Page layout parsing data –
☆ ☆ ☆ ☆ ☆ ☆ ☆
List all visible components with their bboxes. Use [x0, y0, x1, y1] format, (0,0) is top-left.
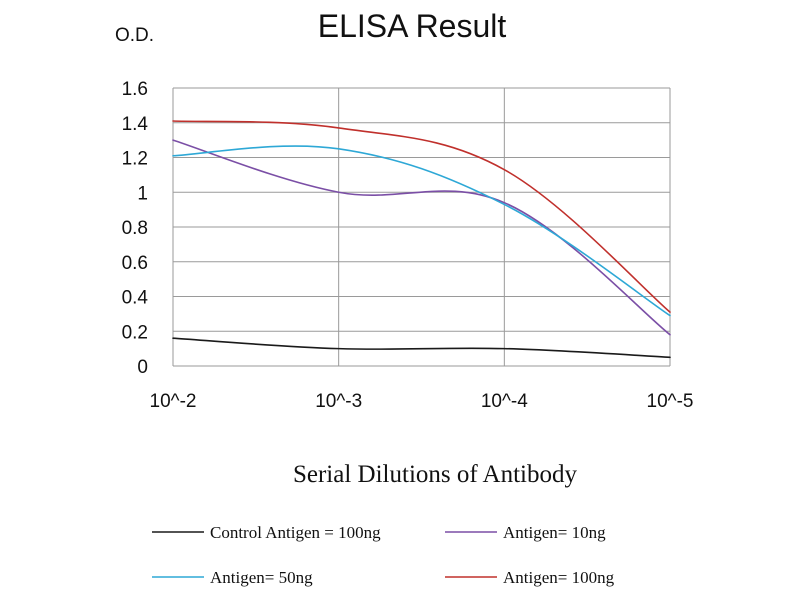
series-line-2 — [172, 145, 671, 317]
x-tick-labels: 10^-2 10^-3 10^-4 10^-5 — [150, 391, 694, 412]
series-line-1 — [172, 139, 671, 336]
y-tick-label: 0.2 — [122, 322, 148, 343]
y-axis-label: O.D. — [115, 25, 154, 46]
y-tick-label: 1.6 — [122, 79, 148, 100]
series-lines — [172, 120, 671, 359]
y-tick-labels: 0 0.2 0.4 0.6 0.8 1 1.2 1.4 1.6 — [122, 79, 149, 378]
legend-label-3: Antigen= 100ng — [503, 568, 615, 587]
x-tick-label: 10^-5 — [647, 391, 694, 412]
x-tick-label: 10^-4 — [481, 391, 528, 412]
grid — [172, 87, 671, 367]
y-tick-label: 0.8 — [122, 218, 148, 239]
x-tick-label: 10^-2 — [150, 391, 197, 412]
y-tick-label: 1.2 — [122, 149, 148, 170]
legend-label-2: Antigen= 50ng — [210, 568, 313, 587]
series-line-0 — [172, 337, 671, 359]
y-tick-label: 0.4 — [122, 288, 149, 309]
x-tick-label: 10^-3 — [315, 391, 362, 412]
x-axis-label: Serial Dilutions of Antibody — [293, 461, 578, 488]
y-tick-label: 1.4 — [122, 114, 149, 135]
chart-title: ELISA Result — [318, 8, 507, 44]
legend-label-0: Control Antigen = 100ng — [210, 523, 381, 542]
y-tick-label: 0 — [137, 357, 148, 378]
y-tick-label: 0.6 — [122, 253, 148, 274]
series-line-3 — [172, 120, 671, 313]
y-tick-label: 1 — [137, 183, 148, 204]
legend: Control Antigen = 100ng Antigen= 10ng Anti… — [152, 523, 615, 587]
legend-label-1: Antigen= 10ng — [503, 523, 606, 542]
☆ ☆ ☆ ☆ ☆ ☆ ☆
WORK TO BE COMPLETED –
Bring together all lines in the records where the word "axis" is found.

RESPONSE AREA –
y-axis-label: O.D. — [115, 25, 154, 46]
x-axis-label: Serial Dilutions of Antibody — [293, 461, 578, 488]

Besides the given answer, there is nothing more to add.